課題の指示 –
(a) 提示文の「地下室に陽が当たるのは、地上」から「えるのか、不安になっている。」まで（両端を含む）を、「女グマ」を「雌グマ」に替えて書き直すこと。
(b) 提示文で、古い校舎に来ているのは何の仕事か答えること。

何枚もある素描を見ていると、老いた女が「この絵は息が詰まる」という。これは死んだ画家とその弟子が描いたものだが、どちらの絵がそうなのか尋ねると、女は黙ってしまう。彼女自身、山下という画家のゴーストペインターだったと言う。
地下室に陽が当たるのは、地上から掘られた深い崖底に出るガラス戸があるからで、外に出ると地上に続く坂がある。大和田さんが、地上までの坂道をバギーに乗せてくれる。

(2015年12月15日)

クマカップル

幾重にもニスで塗り固められた古い校舎に、NHKの仕事で来ている。同じ仕事をしている和登さんとともに、クマの着ぐるみを纏って廊下を歩く。女グマの和登さんは、廊下の波型の壁にかたかたと爪を立てて機嫌が良い。「汗をかくのでお風呂に入りたいね」と女グマが言うので、「クマ同士二匹で入ろう」と誘いかける。ヒトとして誘ったつもりなのだが、クマとして着ぐるみのまま風呂に入ることになる。
透明なビニール風船でできた仮設ハウスの中で、子供たちは女グマともつれるように遊んでいる。空気穴からビニールの中に入ってみると、外見は同じクマなのに子供が寄ってこない。女グマはなぜかおねえさんと呼ばれ人気がある。首の継ぎ目や袖口など、着ぐるみのどこから内部情報が洩れるのかチェックするが、理由がわからない。

(2012年10月25日)

不意の舞台

公園の傍らの小高い丘の上で、われわれは待ち合わせている。しかし、隠れなければならない。丘の上に洞穴があり、そこに寝そべっている。穴のなかから見ると、出口はほんの数十センチメートルの横に伸びたスリットで、そこから出られるのか、そこから発見してもらえるのか、不安になっている。
棟をならべた向かいの校舎に、火が見える。火事だと思ってみんな騒ぎはじめるが、それは巧妙に作られた舞台の大道具で、風を含んで波打っている巨大な布と、投影機のようなもので作られていることが判明する。これはすばらしい、と言って拍手を送る。

[コレクションから抜き出した記録]
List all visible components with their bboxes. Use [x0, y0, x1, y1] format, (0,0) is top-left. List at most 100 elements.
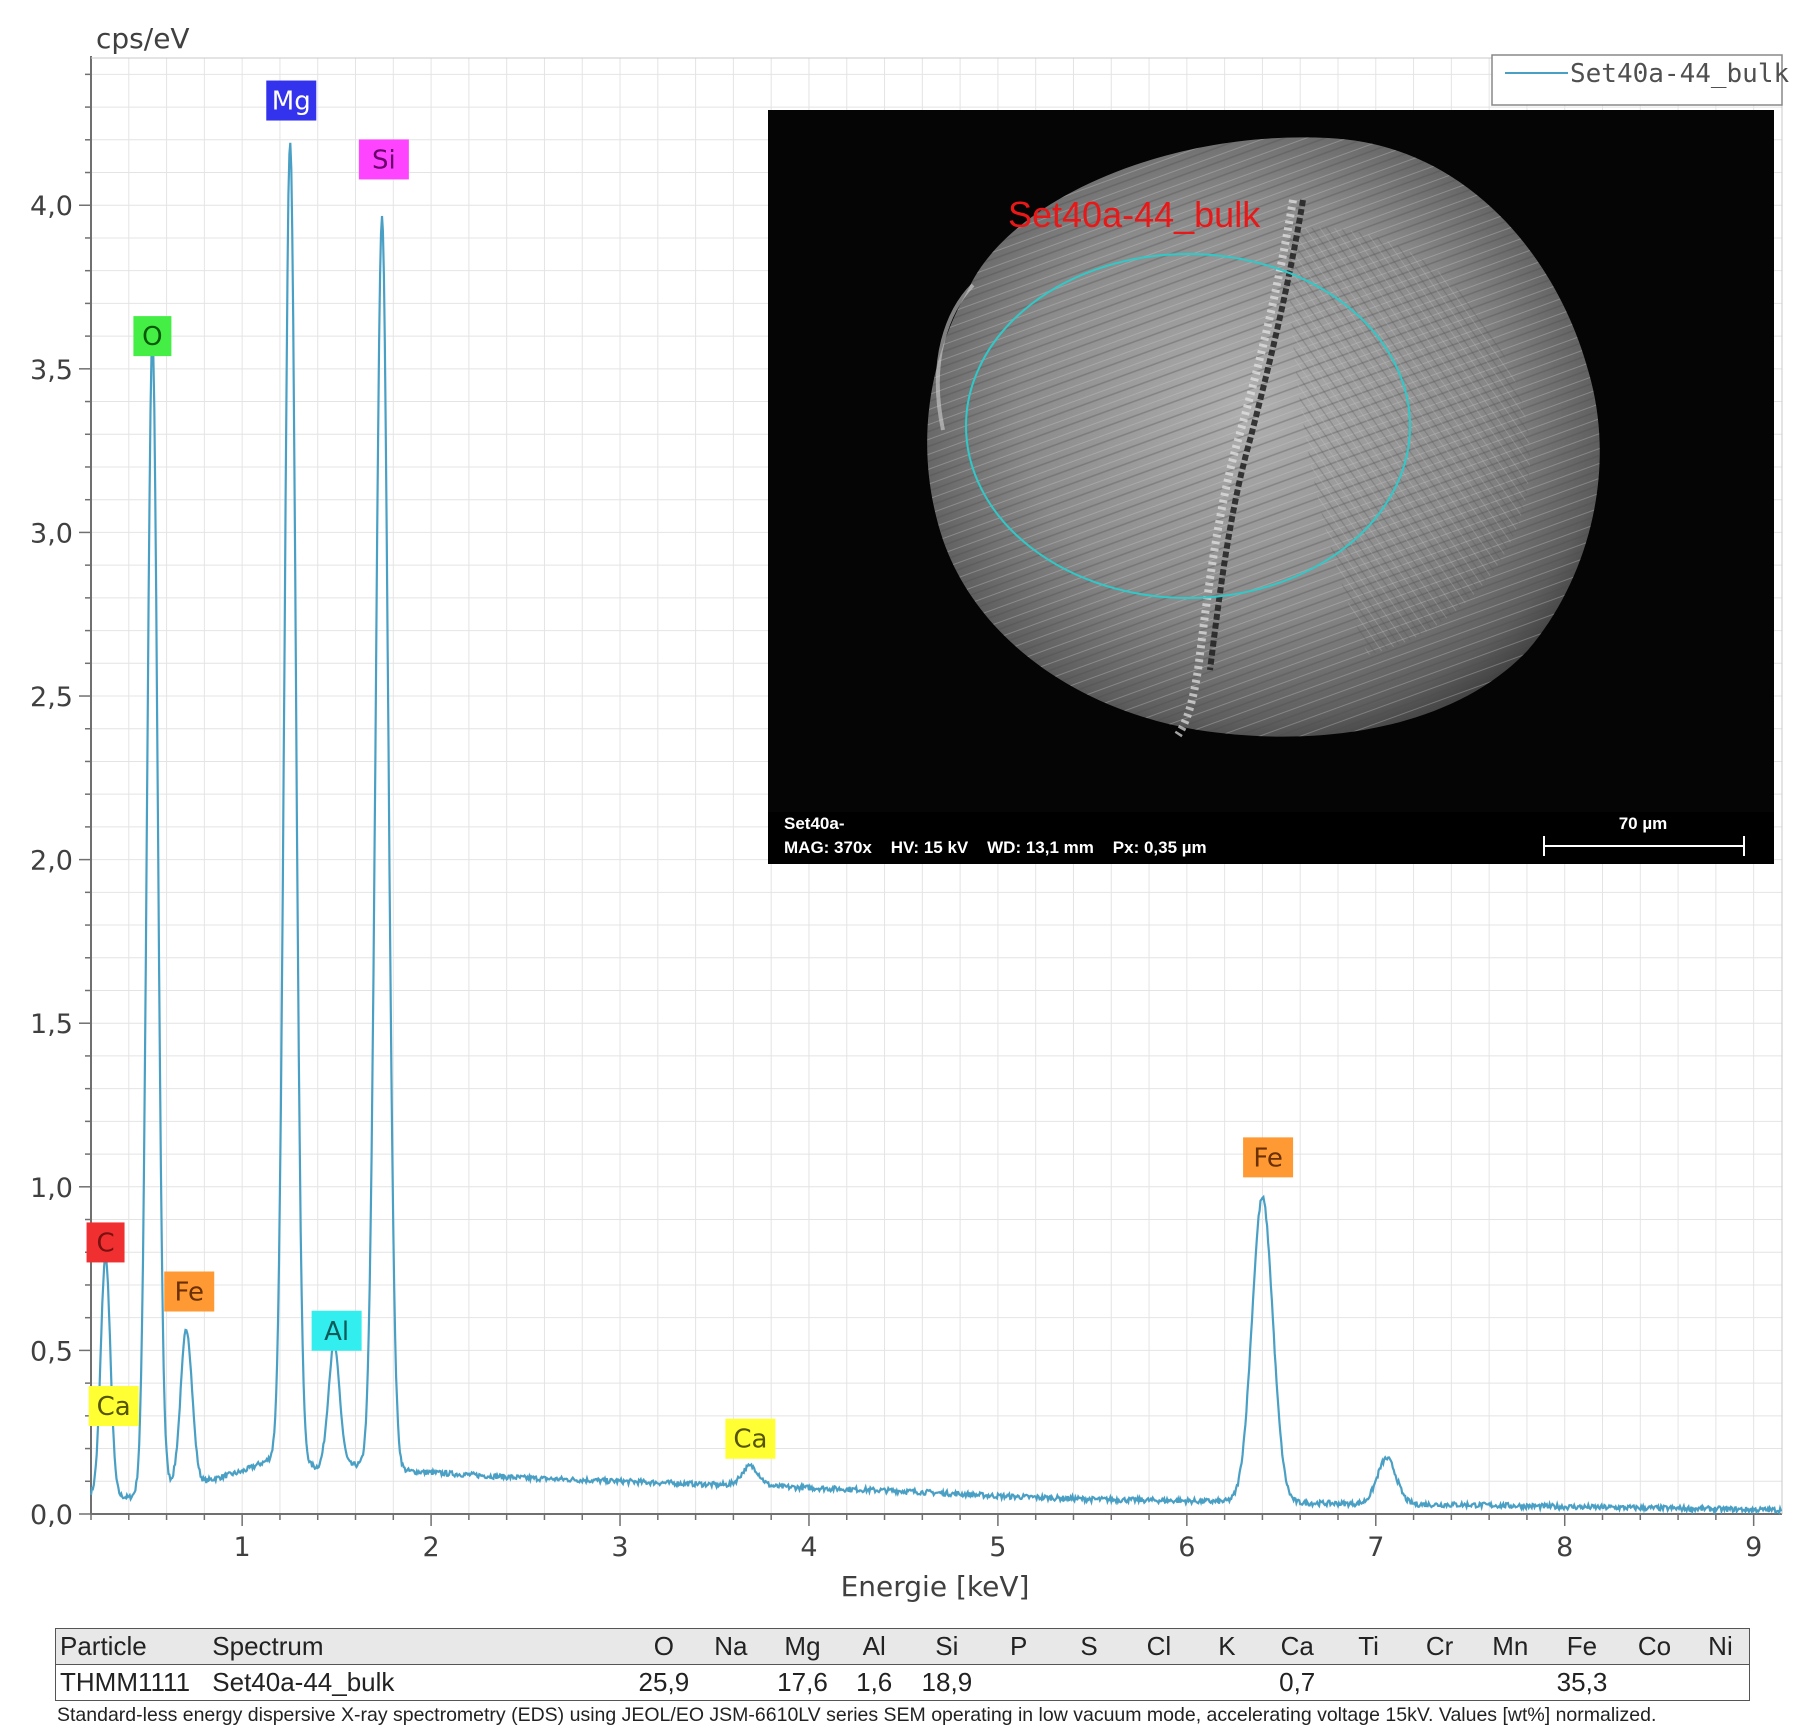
y-tick-label: 0,0: [30, 1500, 73, 1531]
peak-label-c: C: [86, 1222, 125, 1263]
peak-label-text: Si: [372, 145, 396, 175]
peak-label-si: Si: [358, 139, 409, 180]
table-cell: [693, 1665, 764, 1701]
column-header: Particle: [60, 1631, 147, 1661]
y-tick-label: 1,5: [30, 1009, 73, 1040]
footnote: Standard-less energy dispersive X-ray sp…: [57, 1704, 1657, 1726]
column-header: P: [1010, 1631, 1028, 1661]
peak-label-box: [725, 1418, 776, 1459]
column-header: S: [1080, 1631, 1098, 1661]
y-tick-label: 4,0: [30, 191, 73, 222]
column-header: Ni: [1708, 1631, 1733, 1661]
sem-region-label: Set40a-44_bulk: [1008, 194, 1261, 235]
column-header: Na: [714, 1631, 748, 1661]
y-tick-label: 2,0: [30, 846, 73, 877]
sem-micrograph: [768, 110, 1774, 812]
table-cell: THMM1111: [60, 1667, 191, 1697]
column-header: Ti: [1358, 1631, 1379, 1661]
y-tick-label: 2,5: [30, 682, 73, 713]
legend-box: [1491, 54, 1783, 106]
peak-label-box: [86, 1222, 125, 1263]
table-cell: [1474, 1665, 1543, 1701]
table-cell: 0,7: [1279, 1667, 1316, 1697]
x-tick-label: 5: [989, 1532, 1006, 1563]
y-tick-label: 3,5: [30, 355, 73, 386]
column-header: Ca: [1280, 1631, 1314, 1661]
sem-sample-name: Set40a-: [784, 814, 845, 833]
spectrum-line: [89, 142, 1783, 1516]
table-cell: [1123, 1665, 1191, 1701]
composition-table: Particle Spectrum O Na Mg Al Si P S Cl K Ca Ti Cr Mn Fe…: [55, 1628, 1750, 1701]
scale-bar: [1543, 836, 1745, 856]
column-header: Cl: [1146, 1631, 1172, 1661]
column-header: Si: [935, 1631, 959, 1661]
x-axis-title: Energie [keV]: [841, 1570, 1030, 1603]
table-cell: 18,9: [921, 1667, 973, 1697]
column-header: K: [1218, 1631, 1236, 1661]
table-cell: Set40a-44_bulk: [212, 1667, 395, 1697]
y-axis-title: cps/eV: [96, 22, 190, 55]
sem-info-bar: Set40a- MAG: 370x HV: 15 kV WD: 13,1 mm …: [768, 812, 1774, 864]
x-tick-label: 1: [234, 1532, 251, 1563]
peak-label-al: Al: [311, 1310, 362, 1351]
sem-parameters: MAG: 370x HV: 15 kV WD: 13,1 mm Px: 0,35…: [784, 838, 1207, 857]
x-tick-label: 7: [1367, 1532, 1384, 1563]
peak-label-text: Fe: [174, 1278, 204, 1308]
table-cell: [1401, 1665, 1473, 1701]
peak-label-text: Mg: [272, 87, 311, 117]
peak-label-box: [88, 1386, 139, 1427]
table-cell: [1688, 1665, 1750, 1701]
table-cell: 25,9: [638, 1667, 690, 1697]
table-cell: [1191, 1665, 1259, 1701]
x-tick-label: 3: [611, 1532, 628, 1563]
peak-label-text: Fe: [1253, 1143, 1283, 1173]
column-header: Cr: [1425, 1631, 1454, 1661]
sem-image-inset: Set40a-44_bulk Set40a- MAG: 370x HV: 15 …: [768, 110, 1774, 864]
peak-label-text: O: [142, 322, 162, 352]
table-cell: 17,6: [777, 1667, 828, 1697]
legend: Set40a-44_bulk: [1491, 54, 1789, 106]
x-tick-label: 2: [422, 1532, 439, 1563]
peak-label-ca: Ca: [88, 1386, 139, 1427]
x-tick-labels: 1 2 3 4 5 6 7 8 9: [234, 1532, 1763, 1563]
peak-label-ca: Ca: [725, 1418, 776, 1459]
column-header: Spectrum: [212, 1631, 324, 1661]
peak-label-box: [133, 316, 172, 357]
table-body: THMM1111 Set40a-44_bulk 25,9 17,6 1,6 18,9 0,7…: [55, 1664, 1750, 1701]
table-cell: 1,6: [856, 1667, 893, 1697]
y-tick-labels: 0,0 0,5 1,0 1,5 2,0 2,5 3,0 3,5 4,0: [30, 191, 73, 1531]
y-tick-label: 1,0: [30, 1173, 73, 1204]
table-cell: 35,3: [1556, 1667, 1608, 1697]
peak-label-o: O: [133, 316, 172, 357]
peak-label-text: Al: [324, 1317, 349, 1347]
table-cell: [1051, 1665, 1122, 1701]
peak-label-text: Ca: [733, 1425, 767, 1455]
column-header: Fe: [1566, 1631, 1598, 1661]
table-header-row: Particle Spectrum O Na Mg Al Si P S Cl K Ca Ti Cr Mn Fe…: [55, 1628, 1750, 1665]
table-row: THMM1111 Set40a-44_bulk 25,9 17,6 1,6 18,9 0,7…: [55, 1664, 1750, 1701]
peak-label-mg: Mg: [266, 80, 317, 121]
peak-label-box: [266, 80, 317, 121]
table-cell: [1332, 1665, 1402, 1701]
x-tick-label: 8: [1556, 1532, 1573, 1563]
axes: [79, 56, 1783, 1526]
peak-label-fe: Fe: [1243, 1137, 1294, 1178]
y-tick-label: 3,0: [30, 518, 73, 549]
scale-bar-label: 70 µm: [1618, 814, 1668, 833]
peak-label-text: C: [96, 1228, 114, 1258]
column-header: O: [653, 1631, 674, 1661]
column-header: Al: [862, 1631, 886, 1661]
column-header: Mg: [784, 1631, 821, 1661]
peak-label-fe: Fe: [164, 1271, 215, 1312]
column-header: Co: [1637, 1631, 1672, 1661]
legend-entry: Set40a-44_bulk: [1570, 59, 1789, 89]
x-tick-label: 6: [1178, 1532, 1195, 1563]
x-tick-label: 4: [800, 1532, 817, 1563]
peak-label-text: Ca: [97, 1392, 131, 1422]
table-cell: [1617, 1665, 1688, 1701]
particle: [927, 137, 1600, 738]
x-tick-label: 9: [1745, 1532, 1762, 1563]
peak-label-box: [164, 1271, 215, 1312]
peak-labels: C Ca O Fe Mg Al Si Ca Fe: [86, 80, 1294, 1459]
column-header: Mn: [1492, 1631, 1529, 1661]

課題の解答 –
(a)
地下室に陽が当たるのは、地上から掘られた深い崖底に出るガラス戸があるからで、外に出ると地上に続く坂がある。大和田さんが、地上までの坂道をバギーに乗せてくれる。

(2015年12月15日)

クマカップル

幾重にもニスで塗り固められた古い校舎に、NHKの仕事で来ている。同じ仕事をしている和登さんとともに、クマの着ぐるみを纏って廊下を歩く。雌グマの和登さんは、廊下の波型の壁にかたかたと爪を立てて機嫌が良い。「汗をかくのでお風呂に入りたいね」と雌グマが言うので、「クマ同士二匹で入ろう」と誘いかける。ヒトとして誘ったつもりなのだが、クマとして着ぐるみのまま風呂に入ることになる。
透明なビニール風船でできた仮設ハウスの中で、子供たちは雌グマともつれるように遊んでいる。空気穴からビニールの中に入ってみると、外見は同じクマなのに子供が寄ってこない。雌グマはなぜかおねえさんと呼ばれ人気がある。首の継ぎ目や袖口など、着ぐるみのどこから内部情報が洩れるのかチェックするが、理由がわからない。

(2012年10月25日)

不意の舞台

公園の傍らの小高い丘の上で、われわれは待ち合わせている。しかし、隠れなければならない。丘の上に洞穴があり、そこに寝そべっている。穴のなかから見ると、出口はほんの数十センチメートルの横に伸びたスリットで、そこから出られるのか、そこから発見してもらえるのか、不安になっている。

(b) NHKの仕事